* **Set task**:
Look for the word "JSON" in each line and report the count of matching lines, with nothing added.

(Recorded data)
#####

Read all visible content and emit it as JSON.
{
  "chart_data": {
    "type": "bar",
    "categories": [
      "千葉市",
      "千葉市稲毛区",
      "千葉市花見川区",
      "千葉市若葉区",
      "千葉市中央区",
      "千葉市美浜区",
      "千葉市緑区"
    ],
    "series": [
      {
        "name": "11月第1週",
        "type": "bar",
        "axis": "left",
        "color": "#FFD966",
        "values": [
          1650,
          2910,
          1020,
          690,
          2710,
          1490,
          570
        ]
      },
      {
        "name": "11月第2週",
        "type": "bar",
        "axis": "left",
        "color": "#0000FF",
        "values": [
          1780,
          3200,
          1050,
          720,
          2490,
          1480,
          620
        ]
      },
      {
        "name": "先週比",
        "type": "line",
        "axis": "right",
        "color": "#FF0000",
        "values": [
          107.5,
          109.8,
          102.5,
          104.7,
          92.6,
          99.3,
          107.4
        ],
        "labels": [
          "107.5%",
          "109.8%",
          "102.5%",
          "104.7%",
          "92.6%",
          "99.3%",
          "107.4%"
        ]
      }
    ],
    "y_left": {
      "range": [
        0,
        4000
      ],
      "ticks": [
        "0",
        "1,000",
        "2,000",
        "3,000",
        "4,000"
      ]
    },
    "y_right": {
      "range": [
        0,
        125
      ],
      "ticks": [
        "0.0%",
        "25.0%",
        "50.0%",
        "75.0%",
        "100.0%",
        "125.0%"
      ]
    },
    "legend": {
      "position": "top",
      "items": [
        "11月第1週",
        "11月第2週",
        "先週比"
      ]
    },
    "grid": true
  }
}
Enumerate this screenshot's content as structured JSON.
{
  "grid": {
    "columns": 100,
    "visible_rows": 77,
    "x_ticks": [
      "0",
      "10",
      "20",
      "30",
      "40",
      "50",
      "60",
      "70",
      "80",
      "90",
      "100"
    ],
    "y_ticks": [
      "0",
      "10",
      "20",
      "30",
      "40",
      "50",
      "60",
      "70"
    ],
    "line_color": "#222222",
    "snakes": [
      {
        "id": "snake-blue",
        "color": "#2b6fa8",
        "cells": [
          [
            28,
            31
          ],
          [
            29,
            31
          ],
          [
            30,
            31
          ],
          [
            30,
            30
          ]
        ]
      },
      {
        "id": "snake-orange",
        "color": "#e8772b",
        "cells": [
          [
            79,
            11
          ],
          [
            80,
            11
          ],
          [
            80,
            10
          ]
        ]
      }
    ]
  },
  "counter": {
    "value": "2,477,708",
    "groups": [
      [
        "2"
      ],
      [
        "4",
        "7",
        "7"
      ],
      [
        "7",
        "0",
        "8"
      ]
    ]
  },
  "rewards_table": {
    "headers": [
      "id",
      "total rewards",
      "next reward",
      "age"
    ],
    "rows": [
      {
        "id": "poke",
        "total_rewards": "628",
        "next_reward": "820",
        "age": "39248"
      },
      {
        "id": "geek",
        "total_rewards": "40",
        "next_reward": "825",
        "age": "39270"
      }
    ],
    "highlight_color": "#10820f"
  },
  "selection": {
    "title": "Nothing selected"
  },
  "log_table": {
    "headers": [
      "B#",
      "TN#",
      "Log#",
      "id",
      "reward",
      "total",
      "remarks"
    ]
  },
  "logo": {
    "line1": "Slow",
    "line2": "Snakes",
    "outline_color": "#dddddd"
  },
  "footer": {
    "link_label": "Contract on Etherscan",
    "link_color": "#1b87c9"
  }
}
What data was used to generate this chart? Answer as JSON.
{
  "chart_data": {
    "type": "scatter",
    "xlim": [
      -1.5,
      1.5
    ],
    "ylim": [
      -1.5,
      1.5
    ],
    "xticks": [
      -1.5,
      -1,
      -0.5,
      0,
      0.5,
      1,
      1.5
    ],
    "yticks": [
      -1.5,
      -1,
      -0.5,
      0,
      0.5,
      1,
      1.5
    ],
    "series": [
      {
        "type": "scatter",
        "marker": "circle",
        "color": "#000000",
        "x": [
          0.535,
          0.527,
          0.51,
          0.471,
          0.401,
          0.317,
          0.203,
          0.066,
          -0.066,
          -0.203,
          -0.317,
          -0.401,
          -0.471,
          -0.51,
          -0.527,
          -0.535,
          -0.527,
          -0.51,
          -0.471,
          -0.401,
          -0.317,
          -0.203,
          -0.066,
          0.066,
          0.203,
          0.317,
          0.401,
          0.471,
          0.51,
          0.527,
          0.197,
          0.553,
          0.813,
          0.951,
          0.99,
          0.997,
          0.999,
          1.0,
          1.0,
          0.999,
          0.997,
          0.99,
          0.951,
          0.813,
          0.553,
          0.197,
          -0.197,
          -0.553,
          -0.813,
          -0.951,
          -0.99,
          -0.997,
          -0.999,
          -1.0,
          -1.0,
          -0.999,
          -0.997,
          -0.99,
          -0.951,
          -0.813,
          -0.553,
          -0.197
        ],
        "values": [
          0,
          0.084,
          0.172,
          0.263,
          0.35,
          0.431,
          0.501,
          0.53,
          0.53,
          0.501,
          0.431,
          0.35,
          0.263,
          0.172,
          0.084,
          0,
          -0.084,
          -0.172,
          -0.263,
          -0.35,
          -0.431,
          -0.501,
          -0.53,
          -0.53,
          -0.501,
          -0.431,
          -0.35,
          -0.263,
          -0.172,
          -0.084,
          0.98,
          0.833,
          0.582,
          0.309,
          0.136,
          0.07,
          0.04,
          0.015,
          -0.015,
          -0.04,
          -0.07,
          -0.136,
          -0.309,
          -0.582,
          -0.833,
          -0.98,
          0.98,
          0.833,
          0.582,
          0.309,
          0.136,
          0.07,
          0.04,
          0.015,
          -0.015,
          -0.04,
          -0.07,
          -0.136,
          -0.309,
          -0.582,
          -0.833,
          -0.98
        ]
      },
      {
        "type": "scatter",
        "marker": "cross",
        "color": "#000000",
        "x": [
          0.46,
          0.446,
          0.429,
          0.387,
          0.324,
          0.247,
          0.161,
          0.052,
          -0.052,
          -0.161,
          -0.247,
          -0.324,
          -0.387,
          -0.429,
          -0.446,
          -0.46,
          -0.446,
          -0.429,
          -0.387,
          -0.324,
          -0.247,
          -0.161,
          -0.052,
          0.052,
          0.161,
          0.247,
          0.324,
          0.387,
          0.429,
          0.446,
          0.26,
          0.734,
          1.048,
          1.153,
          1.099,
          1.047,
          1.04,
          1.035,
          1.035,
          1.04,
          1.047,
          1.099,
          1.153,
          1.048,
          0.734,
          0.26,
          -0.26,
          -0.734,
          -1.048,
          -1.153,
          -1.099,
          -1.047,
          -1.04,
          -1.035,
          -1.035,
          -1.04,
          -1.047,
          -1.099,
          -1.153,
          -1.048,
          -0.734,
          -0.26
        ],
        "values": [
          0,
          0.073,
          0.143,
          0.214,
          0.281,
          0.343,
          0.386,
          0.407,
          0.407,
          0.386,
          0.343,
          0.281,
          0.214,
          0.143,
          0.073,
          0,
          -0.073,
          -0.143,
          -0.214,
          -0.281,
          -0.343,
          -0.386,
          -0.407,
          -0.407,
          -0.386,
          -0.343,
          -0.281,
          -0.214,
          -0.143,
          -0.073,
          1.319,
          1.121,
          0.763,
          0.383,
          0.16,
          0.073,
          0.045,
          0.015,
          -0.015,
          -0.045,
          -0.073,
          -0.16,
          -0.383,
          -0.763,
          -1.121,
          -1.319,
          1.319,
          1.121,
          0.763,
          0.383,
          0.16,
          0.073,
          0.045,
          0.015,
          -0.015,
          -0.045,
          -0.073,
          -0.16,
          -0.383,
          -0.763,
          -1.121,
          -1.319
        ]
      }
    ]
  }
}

#####

* **In response**:
3